::: Entries shown
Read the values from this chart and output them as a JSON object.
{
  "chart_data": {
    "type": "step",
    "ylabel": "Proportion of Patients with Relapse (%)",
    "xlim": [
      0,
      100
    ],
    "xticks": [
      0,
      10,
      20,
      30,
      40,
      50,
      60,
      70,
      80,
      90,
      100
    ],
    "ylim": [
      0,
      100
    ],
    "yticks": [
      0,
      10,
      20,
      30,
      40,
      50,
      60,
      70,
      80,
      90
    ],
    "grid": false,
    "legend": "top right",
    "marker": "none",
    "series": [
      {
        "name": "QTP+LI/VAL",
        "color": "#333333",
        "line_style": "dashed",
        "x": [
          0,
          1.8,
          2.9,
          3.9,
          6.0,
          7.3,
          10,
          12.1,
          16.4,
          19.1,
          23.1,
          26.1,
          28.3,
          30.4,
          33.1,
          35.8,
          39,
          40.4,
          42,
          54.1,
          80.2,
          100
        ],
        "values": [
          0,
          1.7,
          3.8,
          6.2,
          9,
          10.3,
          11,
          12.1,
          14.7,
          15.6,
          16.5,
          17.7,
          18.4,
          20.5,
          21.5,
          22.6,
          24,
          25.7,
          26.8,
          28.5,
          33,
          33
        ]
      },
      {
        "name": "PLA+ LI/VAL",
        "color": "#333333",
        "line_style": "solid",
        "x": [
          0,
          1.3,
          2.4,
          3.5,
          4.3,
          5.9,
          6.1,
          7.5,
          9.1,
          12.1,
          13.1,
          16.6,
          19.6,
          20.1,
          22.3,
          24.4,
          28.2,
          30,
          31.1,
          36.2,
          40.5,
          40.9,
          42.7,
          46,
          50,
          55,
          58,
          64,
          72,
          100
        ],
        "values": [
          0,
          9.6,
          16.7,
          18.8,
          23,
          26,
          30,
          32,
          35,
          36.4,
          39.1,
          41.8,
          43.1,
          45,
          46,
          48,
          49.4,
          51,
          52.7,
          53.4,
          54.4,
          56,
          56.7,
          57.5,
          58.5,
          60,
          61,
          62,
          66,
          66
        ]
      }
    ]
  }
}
::::::
▶ _Prompt_
Output the material above exactly. Omit nothing.

▶ _Finished exercise_
Read the values from this chart and output them as a JSON object.
{
  "chart_data": {
    "type": "step",
    "ylabel": "Proportion of Patients with Relapse (%)",
    "xlim": [
      0,
      100
    ],
    "xticks": [
      0,
      10,
      20,
      30,
      40,
      50,
      60,
      70,
      80,
      90,
      100
    ],
    "ylim": [
      0,
      100
    ],
    "yticks": [
      0,
      10,
      20,
      30,
      40,
      50,
      60,
      70,
      80,
      90
    ],
    "grid": false,
    "legend": "top right",
    "marker": "none",
    "series": [
      {
        "name": "QTP+LI/VAL",
        "color": "#333333",
        "line_style": "dashed",
        "x": [
          0,
          1.8,
          2.9,
          3.9,
          6.0,
          7.3,
          10,
          12.1,
          16.4,
          19.1,
          23.1,
          26.1,
          28.3,
          30.4,
          33.1,
          35.8,
          39,
          40.4,
          42,
          54.1,
          80.2,
          100
        ],
        "values": [
          0,
          1.7,
          3.8,
          6.2,
          9,
          10.3,
          11,
          12.1,
          14.7,
          15.6,
          16.5,
          17.7,
          18.4,
          20.5,
          21.5,
          22.6,
          24,
          25.7,
          26.8,
          28.5,
          33,
          33
        ]
      },
      {
        "name": "PLA+ LI/VAL",
        "color": "#333333",
        "line_style": "solid",
        "x": [
          0,
          1.3,
          2.4,
          3.5,
          4.3,
          5.9,
          6.1,
          7.5,
          9.1,
          12.1,
          13.1,
          16.6,
          19.6,
          20.1,
          22.3,
          24.4,
          28.2,
          30,
          31.1,
          36.2,
          40.5,
          40.9,
          42.7,
          46,
          50,
          55,
          58,
          64,
          72,
          100
        ],
        "values": [
          0,
          9.6,
          16.7,
          18.8,
          23,
          26,
          30,
          32,
          35,
          36.4,
          39.1,
          41.8,
          43.1,
          45,
          46,
          48,
          49.4,
          51,
          52.7,
          53.4,
          54.4,
          56,
          56.7,
          57.5,
          58.5,
          60,
          61,
          62,
          66,
          66
        ]
      }
    ]
  }
}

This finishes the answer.